▶ **INSTRUCTIONS TO FOLLOW**:
Without the pictures, give the entries below again exactly as written.

Rows from a dataset:
** Begin **
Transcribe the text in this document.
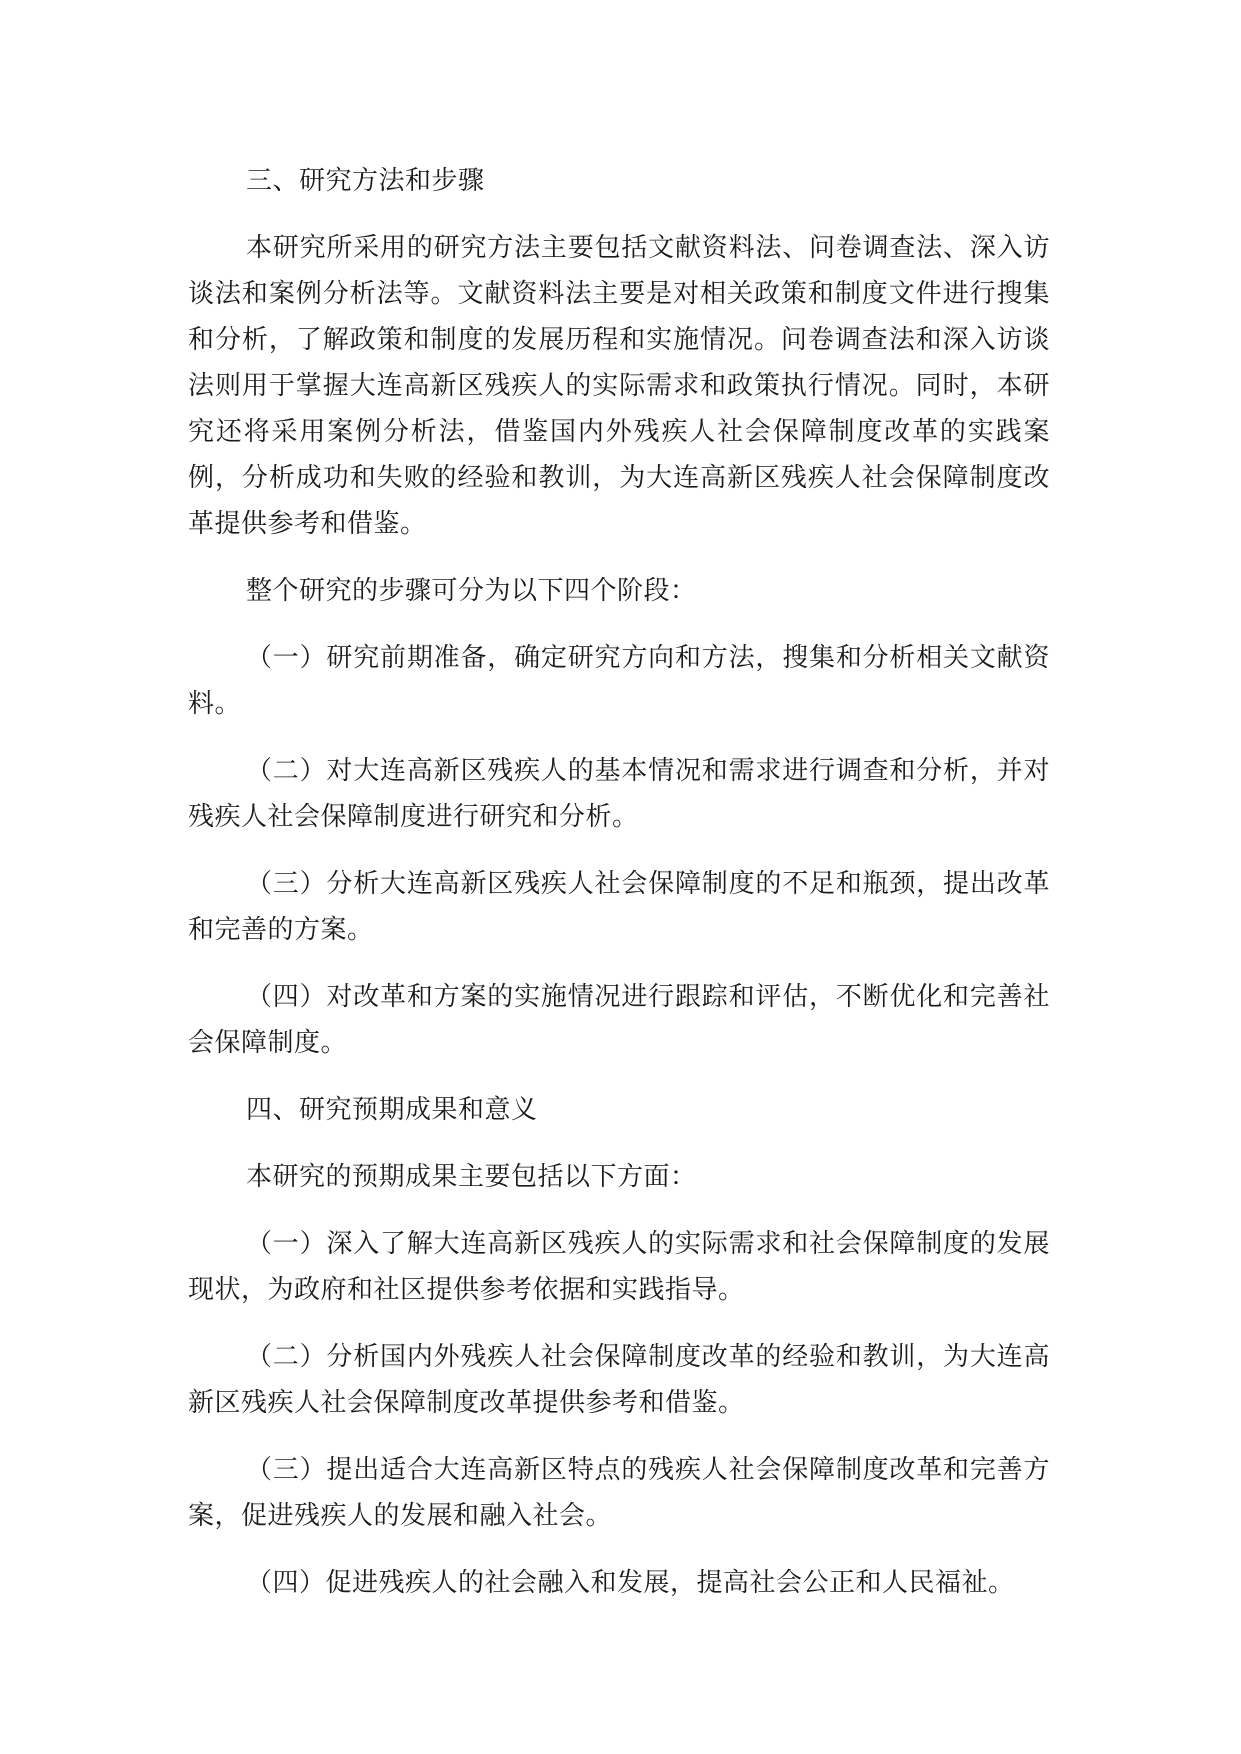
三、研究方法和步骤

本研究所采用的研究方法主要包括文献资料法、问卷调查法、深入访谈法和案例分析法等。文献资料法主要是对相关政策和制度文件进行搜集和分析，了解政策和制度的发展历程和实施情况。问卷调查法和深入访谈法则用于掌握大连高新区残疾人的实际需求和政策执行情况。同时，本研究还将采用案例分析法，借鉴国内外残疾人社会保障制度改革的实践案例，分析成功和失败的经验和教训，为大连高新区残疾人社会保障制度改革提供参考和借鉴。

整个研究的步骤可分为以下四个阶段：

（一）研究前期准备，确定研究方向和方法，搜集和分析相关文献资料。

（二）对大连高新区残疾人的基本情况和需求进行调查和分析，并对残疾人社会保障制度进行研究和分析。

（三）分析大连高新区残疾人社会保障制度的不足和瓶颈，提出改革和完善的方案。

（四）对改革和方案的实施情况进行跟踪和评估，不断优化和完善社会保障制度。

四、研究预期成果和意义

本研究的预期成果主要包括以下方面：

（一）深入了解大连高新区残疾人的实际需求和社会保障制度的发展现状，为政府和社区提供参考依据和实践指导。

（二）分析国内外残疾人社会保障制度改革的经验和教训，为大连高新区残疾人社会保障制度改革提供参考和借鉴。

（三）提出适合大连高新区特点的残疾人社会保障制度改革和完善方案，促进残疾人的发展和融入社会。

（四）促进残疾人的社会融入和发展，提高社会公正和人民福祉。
** End **
▶ **ANSWER TO THIS PROBLEM**:
Transcribe the text in this document.
三、研究方法和步骤

本研究所采用的研究方法主要包括文献资料法、问卷调查法、深入访谈法和案例分析法等。文献资料法主要是对相关政策和制度文件进行搜集和分析，了解政策和制度的发展历程和实施情况。问卷调查法和深入访谈法则用于掌握大连高新区残疾人的实际需求和政策执行情况。同时，本研究还将采用案例分析法，借鉴国内外残疾人社会保障制度改革的实践案例，分析成功和失败的经验和教训，为大连高新区残疾人社会保障制度改革提供参考和借鉴。

整个研究的步骤可分为以下四个阶段：

（一）研究前期准备，确定研究方向和方法，搜集和分析相关文献资料。

（二）对大连高新区残疾人的基本情况和需求进行调查和分析，并对残疾人社会保障制度进行研究和分析。

（三）分析大连高新区残疾人社会保障制度的不足和瓶颈，提出改革和完善的方案。

（四）对改革和方案的实施情况进行跟踪和评估，不断优化和完善社会保障制度。

四、研究预期成果和意义

本研究的预期成果主要包括以下方面：

（一）深入了解大连高新区残疾人的实际需求和社会保障制度的发展现状，为政府和社区提供参考依据和实践指导。

（二）分析国内外残疾人社会保障制度改革的经验和教训，为大连高新区残疾人社会保障制度改革提供参考和借鉴。

（三）提出适合大连高新区特点的残疾人社会保障制度改革和完善方案，促进残疾人的发展和融入社会。

（四）促进残疾人的社会融入和发展，提高社会公正和人民福祉。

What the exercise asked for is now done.